What is asked -> Reproduce all of the material exactly as shown.

Exercise data ->
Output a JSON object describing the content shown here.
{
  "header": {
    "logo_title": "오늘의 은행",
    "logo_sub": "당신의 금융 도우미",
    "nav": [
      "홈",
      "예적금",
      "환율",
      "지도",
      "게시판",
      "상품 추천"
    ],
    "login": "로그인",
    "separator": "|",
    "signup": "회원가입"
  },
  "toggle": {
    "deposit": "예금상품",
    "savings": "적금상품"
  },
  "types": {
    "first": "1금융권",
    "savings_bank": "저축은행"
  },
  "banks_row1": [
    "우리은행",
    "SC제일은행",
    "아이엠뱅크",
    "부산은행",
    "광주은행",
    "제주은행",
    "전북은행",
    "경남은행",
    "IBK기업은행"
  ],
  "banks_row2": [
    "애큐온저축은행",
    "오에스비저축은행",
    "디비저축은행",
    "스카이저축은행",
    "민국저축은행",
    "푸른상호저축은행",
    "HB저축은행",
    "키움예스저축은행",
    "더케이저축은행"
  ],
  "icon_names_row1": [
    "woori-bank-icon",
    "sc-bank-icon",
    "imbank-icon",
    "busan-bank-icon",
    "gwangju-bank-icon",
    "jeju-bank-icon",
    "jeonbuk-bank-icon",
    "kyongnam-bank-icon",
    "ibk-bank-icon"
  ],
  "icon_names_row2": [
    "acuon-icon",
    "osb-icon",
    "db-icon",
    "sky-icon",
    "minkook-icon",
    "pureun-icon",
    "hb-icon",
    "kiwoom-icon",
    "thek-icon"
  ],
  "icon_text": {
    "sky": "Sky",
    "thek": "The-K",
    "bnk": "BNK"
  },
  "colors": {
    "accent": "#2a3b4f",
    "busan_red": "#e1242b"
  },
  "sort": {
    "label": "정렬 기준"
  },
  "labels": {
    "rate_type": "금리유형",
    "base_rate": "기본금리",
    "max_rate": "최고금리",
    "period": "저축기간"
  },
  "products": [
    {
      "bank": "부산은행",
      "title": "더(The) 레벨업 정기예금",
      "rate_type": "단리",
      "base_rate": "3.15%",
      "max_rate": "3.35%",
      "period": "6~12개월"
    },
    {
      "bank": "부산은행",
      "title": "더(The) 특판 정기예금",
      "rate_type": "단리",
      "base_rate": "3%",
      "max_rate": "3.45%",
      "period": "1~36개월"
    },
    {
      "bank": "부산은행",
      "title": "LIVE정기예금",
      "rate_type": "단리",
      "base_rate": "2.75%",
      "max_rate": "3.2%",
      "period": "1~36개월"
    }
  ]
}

Full output ->
Output a JSON object describing the content shown here.
{
  "header": {
    "logo_title": "오늘의 은행",
    "logo_sub": "당신의 금융 도우미",
    "nav": [
      "홈",
      "예적금",
      "환율",
      "지도",
      "게시판",
      "상품 추천"
    ],
    "login": "로그인",
    "separator": "|",
    "signup": "회원가입"
  },
  "toggle": {
    "deposit": "예금상품",
    "savings": "적금상품"
  },
  "types": {
    "first": "1금융권",
    "savings_bank": "저축은행"
  },
  "banks_row1": [
    "우리은행",
    "SC제일은행",
    "아이엠뱅크",
    "부산은행",
    "광주은행",
    "제주은행",
    "전북은행",
    "경남은행",
    "IBK기업은행"
  ],
  "banks_row2": [
    "애큐온저축은행",
    "오에스비저축은행",
    "디비저축은행",
    "스카이저축은행",
    "민국저축은행",
    "푸른상호저축은행",
    "HB저축은행",
    "키움예스저축은행",
    "더케이저축은행"
  ],
  "icon_names_row1": [
    "woori-bank-icon",
    "sc-bank-icon",
    "imbank-icon",
    "busan-bank-icon",
    "gwangju-bank-icon",
    "jeju-bank-icon",
    "jeonbuk-bank-icon",
    "kyongnam-bank-icon",
    "ibk-bank-icon"
  ],
  "icon_names_row2": [
    "acuon-icon",
    "osb-icon",
    "db-icon",
    "sky-icon",
    "minkook-icon",
    "pureun-icon",
    "hb-icon",
    "kiwoom-icon",
    "thek-icon"
  ],
  "icon_text": {
    "sky": "Sky",
    "thek": "The-K",
    "bnk": "BNK"
  },
  "colors": {
    "accent": "#2a3b4f",
    "busan_red": "#e1242b"
  },
  "sort": {
    "label": "정렬 기준"
  },
  "labels": {
    "rate_type": "금리유형",
    "base_rate": "기본금리",
    "max_rate": "최고금리",
    "period": "저축기간"
  },
  "products": [
    {
      "bank": "부산은행",
      "title": "더(The) 레벨업 정기예금",
      "rate_type": "단리",
      "base_rate": "3.15%",
      "max_rate": "3.35%",
      "period": "6~12개월"
    },
    {
      "bank": "부산은행",
      "title": "더(The) 특판 정기예금",
      "rate_type": "단리",
      "base_rate": "3%",
      "max_rate": "3.45%",
      "period": "1~36개월"
    },
    {
      "bank": "부산은행",
      "title": "LIVE정기예금",
      "rate_type": "단리",
      "base_rate": "2.75%",
      "max_rate": "3.2%",
      "period": "1~36개월"
    }
  ]
}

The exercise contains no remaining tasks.